> OBJECTIVE:
Return the entries below verbatim. Pictures stay out.

> SUPPLIED INFORMATION:

◇ ◇ ◇ ◇

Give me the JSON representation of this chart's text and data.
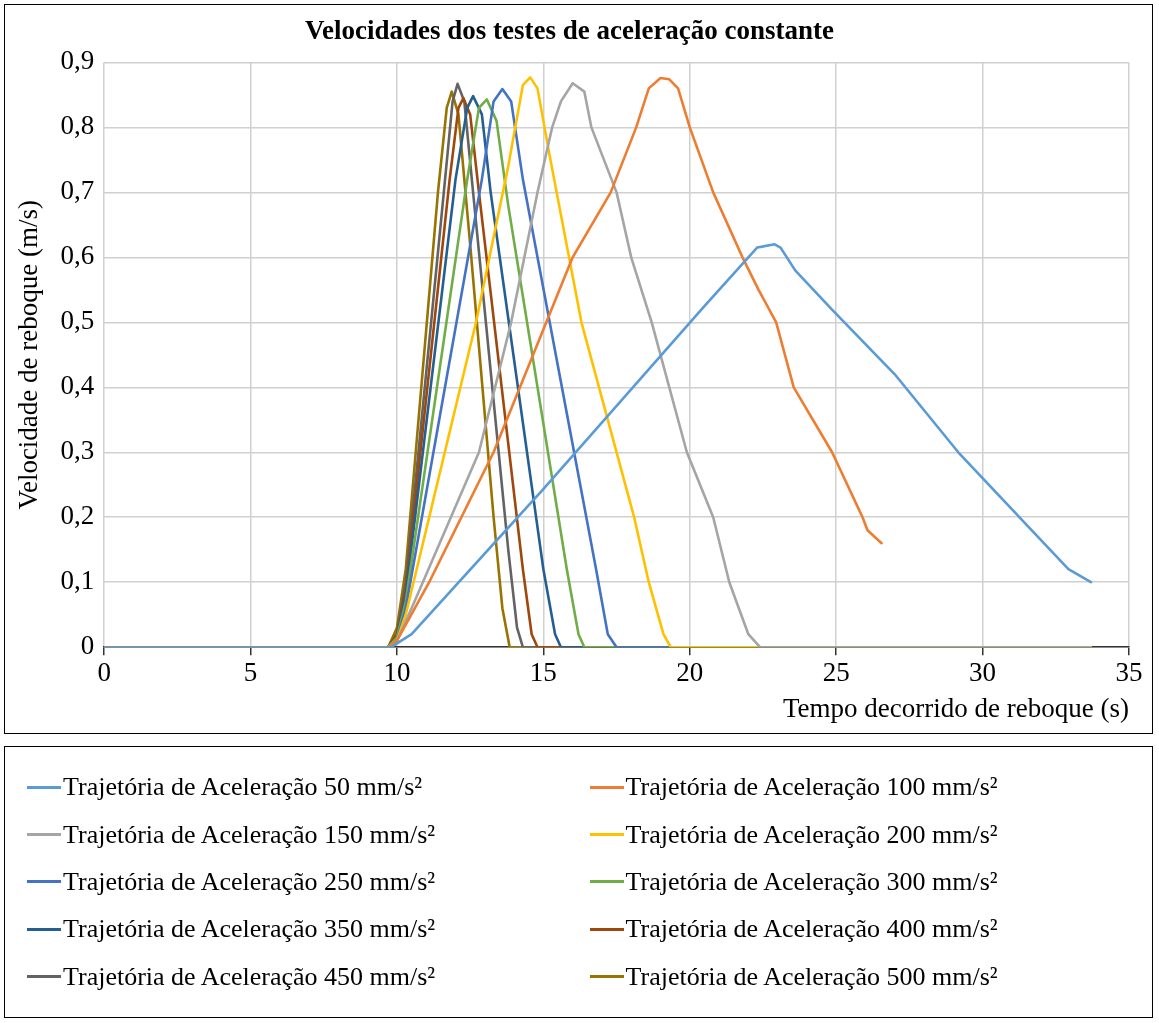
{
  "chart_data": {
    "type": "line",
    "title": "Velocidades dos testes de aceleração constante",
    "xlabel": "Tempo decorrido de reboque (s)",
    "ylabel": "Velocidade de reboque (m/s)",
    "xlim": [
      0,
      35
    ],
    "xticks": [
      0,
      5,
      10,
      15,
      20,
      25,
      30,
      35
    ],
    "ylim": [
      0,
      0.9
    ],
    "yticks": [
      0,
      {
        "value": 0.1,
        "label": "0,1"
      },
      {
        "value": 0.2,
        "label": "0,2"
      },
      {
        "value": 0.3,
        "label": "0,3"
      },
      {
        "value": 0.4,
        "label": "0,4"
      },
      {
        "value": 0.5,
        "label": "0,5"
      },
      {
        "value": 0.6,
        "label": "0,6"
      },
      {
        "value": 0.7,
        "label": "0,7"
      },
      {
        "value": 0.8,
        "label": "0,8"
      },
      {
        "value": 0.9,
        "label": "0,9"
      }
    ],
    "grid": true,
    "legend": "bottom",
    "marker": "none",
    "line_style": "solid",
    "series": [
      {
        "name": "Trajetória de Aceleração 50 mm/s²",
        "color": "#5b9bd5",
        "x": [
          0,
          9.8,
          10.5,
          14.93,
          20.5,
          21.9,
          22.3,
          22.9,
          23.1,
          23.6,
          24.85,
          27.0,
          29.17,
          32.93,
          33.7
        ],
        "values": [
          0,
          0,
          0.02,
          0.24,
          0.525,
          0.595,
          0.615,
          0.62,
          0.615,
          0.58,
          0.52,
          0.42,
          0.3,
          0.12,
          0.1
        ]
      },
      {
        "name": "Trajetória de Aceleração 100 mm/s²",
        "color": "#ed7d31",
        "x": [
          0,
          9.7,
          10.0,
          11.1,
          13.3,
          15.1,
          16.0,
          17.3,
          18.17,
          18.6,
          19.0,
          19.3,
          19.6,
          20.0,
          20.8,
          21.8,
          22.35,
          22.95,
          23.55,
          24.86,
          25.9,
          26.07,
          26.55
        ],
        "values": [
          0,
          0,
          0.01,
          0.1,
          0.3,
          0.5,
          0.6,
          0.7,
          0.8,
          0.86,
          0.876,
          0.874,
          0.86,
          0.8,
          0.7,
          0.6,
          0.55,
          0.5,
          0.4,
          0.3,
          0.2,
          0.18,
          0.16
        ]
      },
      {
        "name": "Trajetória de Aceleração 150 mm/s²",
        "color": "#a5a5a5",
        "x": [
          0,
          9.7,
          10.0,
          10.5,
          12.8,
          13.9,
          14.8,
          15.3,
          15.6,
          16.0,
          16.4,
          16.64,
          17.5,
          18.0,
          18.7,
          19.9,
          20.8,
          21.35,
          22.0,
          22.4,
          33.7
        ],
        "values": [
          0,
          0,
          0.01,
          0.06,
          0.3,
          0.5,
          0.7,
          0.8,
          0.84,
          0.868,
          0.855,
          0.8,
          0.7,
          0.6,
          0.5,
          0.3,
          0.2,
          0.1,
          0.02,
          0,
          0
        ]
      },
      {
        "name": "Trajetória de Aceleração 200 mm/s²",
        "color": "#ffc000",
        "x": [
          0,
          9.7,
          10.0,
          10.3,
          12.7,
          13.8,
          14.3,
          14.55,
          14.8,
          15.2,
          16.3,
          18.1,
          18.6,
          19.1,
          19.35,
          33.7
        ],
        "values": [
          0,
          0,
          0.01,
          0.05,
          0.5,
          0.74,
          0.865,
          0.877,
          0.86,
          0.76,
          0.5,
          0.2,
          0.1,
          0.02,
          0,
          0
        ]
      },
      {
        "name": "Trajetória de Aceleração 250 mm/s²",
        "color": "#4472c4",
        "x": [
          0,
          9.7,
          10.0,
          10.3,
          12.9,
          13.3,
          13.6,
          13.9,
          14.3,
          16.8,
          17.2,
          17.5,
          33.7
        ],
        "values": [
          0,
          0,
          0.01,
          0.06,
          0.72,
          0.84,
          0.859,
          0.84,
          0.72,
          0.12,
          0.02,
          0,
          0
        ]
      },
      {
        "name": "Trajetória de Aceleração 300 mm/s²",
        "color": "#70ad47",
        "x": [
          0,
          9.7,
          10.0,
          10.3,
          12.4,
          12.8,
          13.07,
          13.4,
          13.8,
          15.8,
          16.2,
          16.4,
          33.7
        ],
        "values": [
          0,
          0,
          0.015,
          0.07,
          0.72,
          0.83,
          0.843,
          0.81,
          0.68,
          0.12,
          0.02,
          0,
          0
        ]
      },
      {
        "name": "Trajetória de Aceleração 350 mm/s²",
        "color": "#255e91",
        "x": [
          0,
          9.7,
          10.0,
          10.3,
          12.0,
          12.4,
          12.6,
          12.9,
          13.2,
          15.0,
          15.4,
          15.6,
          33.7
        ],
        "values": [
          0,
          0,
          0.015,
          0.08,
          0.72,
          0.83,
          0.848,
          0.82,
          0.7,
          0.12,
          0.02,
          0,
          0
        ]
      },
      {
        "name": "Trajetória de Aceleração 400 mm/s²",
        "color": "#9e480e",
        "x": [
          0,
          9.7,
          10.0,
          10.3,
          11.8,
          12.1,
          12.27,
          12.5,
          12.8,
          14.3,
          14.6,
          14.8,
          33.7
        ],
        "values": [
          0,
          0,
          0.02,
          0.09,
          0.72,
          0.83,
          0.845,
          0.82,
          0.7,
          0.12,
          0.02,
          0,
          0
        ]
      },
      {
        "name": "Trajetória de Aceleração 450 mm/s²",
        "color": "#636363",
        "x": [
          0,
          9.7,
          10.0,
          10.3,
          11.6,
          11.9,
          12.07,
          12.3,
          12.6,
          13.8,
          14.1,
          14.3,
          33.7
        ],
        "values": [
          0,
          0,
          0.02,
          0.1,
          0.7,
          0.84,
          0.867,
          0.84,
          0.7,
          0.15,
          0.03,
          0,
          0
        ]
      },
      {
        "name": "Trajetória de Aceleração 500 mm/s²",
        "color": "#997300",
        "x": [
          0,
          9.7,
          10.0,
          10.3,
          11.4,
          11.7,
          11.87,
          12.1,
          12.5,
          13.3,
          13.6,
          13.85,
          33.7
        ],
        "values": [
          0,
          0,
          0.03,
          0.12,
          0.7,
          0.83,
          0.855,
          0.82,
          0.62,
          0.2,
          0.06,
          0,
          0
        ]
      }
    ]
  }
}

◇ ◇ ◇ ◇

> SOLUTION TO THIS EXERCISE:
Give me the JSON representation of this chart's text and data.
{
  "chart_data": {
    "type": "line",
    "title": "Velocidades dos testes de aceleração constante",
    "xlabel": "Tempo decorrido de reboque (s)",
    "ylabel": "Velocidade de reboque (m/s)",
    "xlim": [
      0,
      35
    ],
    "xticks": [
      0,
      5,
      10,
      15,
      20,
      25,
      30,
      35
    ],
    "ylim": [
      0,
      0.9
    ],
    "yticks": [
      0,
      {
        "value": 0.1,
        "label": "0,1"
      },
      {
        "value": 0.2,
        "label": "0,2"
      },
      {
        "value": 0.3,
        "label": "0,3"
      },
      {
        "value": 0.4,
        "label": "0,4"
      },
      {
        "value": 0.5,
        "label": "0,5"
      },
      {
        "value": 0.6,
        "label": "0,6"
      },
      {
        "value": 0.7,
        "label": "0,7"
      },
      {
        "value": 0.8,
        "label": "0,8"
      },
      {
        "value": 0.9,
        "label": "0,9"
      }
    ],
    "grid": true,
    "legend": "bottom",
    "marker": "none",
    "line_style": "solid",
    "series": [
      {
        "name": "Trajetória de Aceleração 50 mm/s²",
        "color": "#5b9bd5",
        "x": [
          0,
          9.8,
          10.5,
          14.93,
          20.5,
          21.9,
          22.3,
          22.9,
          23.1,
          23.6,
          24.85,
          27.0,
          29.17,
          32.93,
          33.7
        ],
        "values": [
          0,
          0,
          0.02,
          0.24,
          0.525,
          0.595,
          0.615,
          0.62,
          0.615,
          0.58,
          0.52,
          0.42,
          0.3,
          0.12,
          0.1
        ]
      },
      {
        "name": "Trajetória de Aceleração 100 mm/s²",
        "color": "#ed7d31",
        "x": [
          0,
          9.7,
          10.0,
          11.1,
          13.3,
          15.1,
          16.0,
          17.3,
          18.17,
          18.6,
          19.0,
          19.3,
          19.6,
          20.0,
          20.8,
          21.8,
          22.35,
          22.95,
          23.55,
          24.86,
          25.9,
          26.07,
          26.55
        ],
        "values": [
          0,
          0,
          0.01,
          0.1,
          0.3,
          0.5,
          0.6,
          0.7,
          0.8,
          0.86,
          0.876,
          0.874,
          0.86,
          0.8,
          0.7,
          0.6,
          0.55,
          0.5,
          0.4,
          0.3,
          0.2,
          0.18,
          0.16
        ]
      },
      {
        "name": "Trajetória de Aceleração 150 mm/s²",
        "color": "#a5a5a5",
        "x": [
          0,
          9.7,
          10.0,
          10.5,
          12.8,
          13.9,
          14.8,
          15.3,
          15.6,
          16.0,
          16.4,
          16.64,
          17.5,
          18.0,
          18.7,
          19.9,
          20.8,
          21.35,
          22.0,
          22.4,
          33.7
        ],
        "values": [
          0,
          0,
          0.01,
          0.06,
          0.3,
          0.5,
          0.7,
          0.8,
          0.84,
          0.868,
          0.855,
          0.8,
          0.7,
          0.6,
          0.5,
          0.3,
          0.2,
          0.1,
          0.02,
          0,
          0
        ]
      },
      {
        "name": "Trajetória de Aceleração 200 mm/s²",
        "color": "#ffc000",
        "x": [
          0,
          9.7,
          10.0,
          10.3,
          12.7,
          13.8,
          14.3,
          14.55,
          14.8,
          15.2,
          16.3,
          18.1,
          18.6,
          19.1,
          19.35,
          33.7
        ],
        "values": [
          0,
          0,
          0.01,
          0.05,
          0.5,
          0.74,
          0.865,
          0.877,
          0.86,
          0.76,
          0.5,
          0.2,
          0.1,
          0.02,
          0,
          0
        ]
      },
      {
        "name": "Trajetória de Aceleração 250 mm/s²",
        "color": "#4472c4",
        "x": [
          0,
          9.7,
          10.0,
          10.3,
          12.9,
          13.3,
          13.6,
          13.9,
          14.3,
          16.8,
          17.2,
          17.5,
          33.7
        ],
        "values": [
          0,
          0,
          0.01,
          0.06,
          0.72,
          0.84,
          0.859,
          0.84,
          0.72,
          0.12,
          0.02,
          0,
          0
        ]
      },
      {
        "name": "Trajetória de Aceleração 300 mm/s²",
        "color": "#70ad47",
        "x": [
          0,
          9.7,
          10.0,
          10.3,
          12.4,
          12.8,
          13.07,
          13.4,
          13.8,
          15.8,
          16.2,
          16.4,
          33.7
        ],
        "values": [
          0,
          0,
          0.015,
          0.07,
          0.72,
          0.83,
          0.843,
          0.81,
          0.68,
          0.12,
          0.02,
          0,
          0
        ]
      },
      {
        "name": "Trajetória de Aceleração 350 mm/s²",
        "color": "#255e91",
        "x": [
          0,
          9.7,
          10.0,
          10.3,
          12.0,
          12.4,
          12.6,
          12.9,
          13.2,
          15.0,
          15.4,
          15.6,
          33.7
        ],
        "values": [
          0,
          0,
          0.015,
          0.08,
          0.72,
          0.83,
          0.848,
          0.82,
          0.7,
          0.12,
          0.02,
          0,
          0
        ]
      },
      {
        "name": "Trajetória de Aceleração 400 mm/s²",
        "color": "#9e480e",
        "x": [
          0,
          9.7,
          10.0,
          10.3,
          11.8,
          12.1,
          12.27,
          12.5,
          12.8,
          14.3,
          14.6,
          14.8,
          33.7
        ],
        "values": [
          0,
          0,
          0.02,
          0.09,
          0.72,
          0.83,
          0.845,
          0.82,
          0.7,
          0.12,
          0.02,
          0,
          0
        ]
      },
      {
        "name": "Trajetória de Aceleração 450 mm/s²",
        "color": "#636363",
        "x": [
          0,
          9.7,
          10.0,
          10.3,
          11.6,
          11.9,
          12.07,
          12.3,
          12.6,
          13.8,
          14.1,
          14.3,
          33.7
        ],
        "values": [
          0,
          0,
          0.02,
          0.1,
          0.7,
          0.84,
          0.867,
          0.84,
          0.7,
          0.15,
          0.03,
          0,
          0
        ]
      },
      {
        "name": "Trajetória de Aceleração 500 mm/s²",
        "color": "#997300",
        "x": [
          0,
          9.7,
          10.0,
          10.3,
          11.4,
          11.7,
          11.87,
          12.1,
          12.5,
          13.3,
          13.6,
          13.85,
          33.7
        ],
        "values": [
          0,
          0,
          0.03,
          0.12,
          0.7,
          0.83,
          0.855,
          0.82,
          0.62,
          0.2,
          0.06,
          0,
          0
        ]
      }
    ]
  }
}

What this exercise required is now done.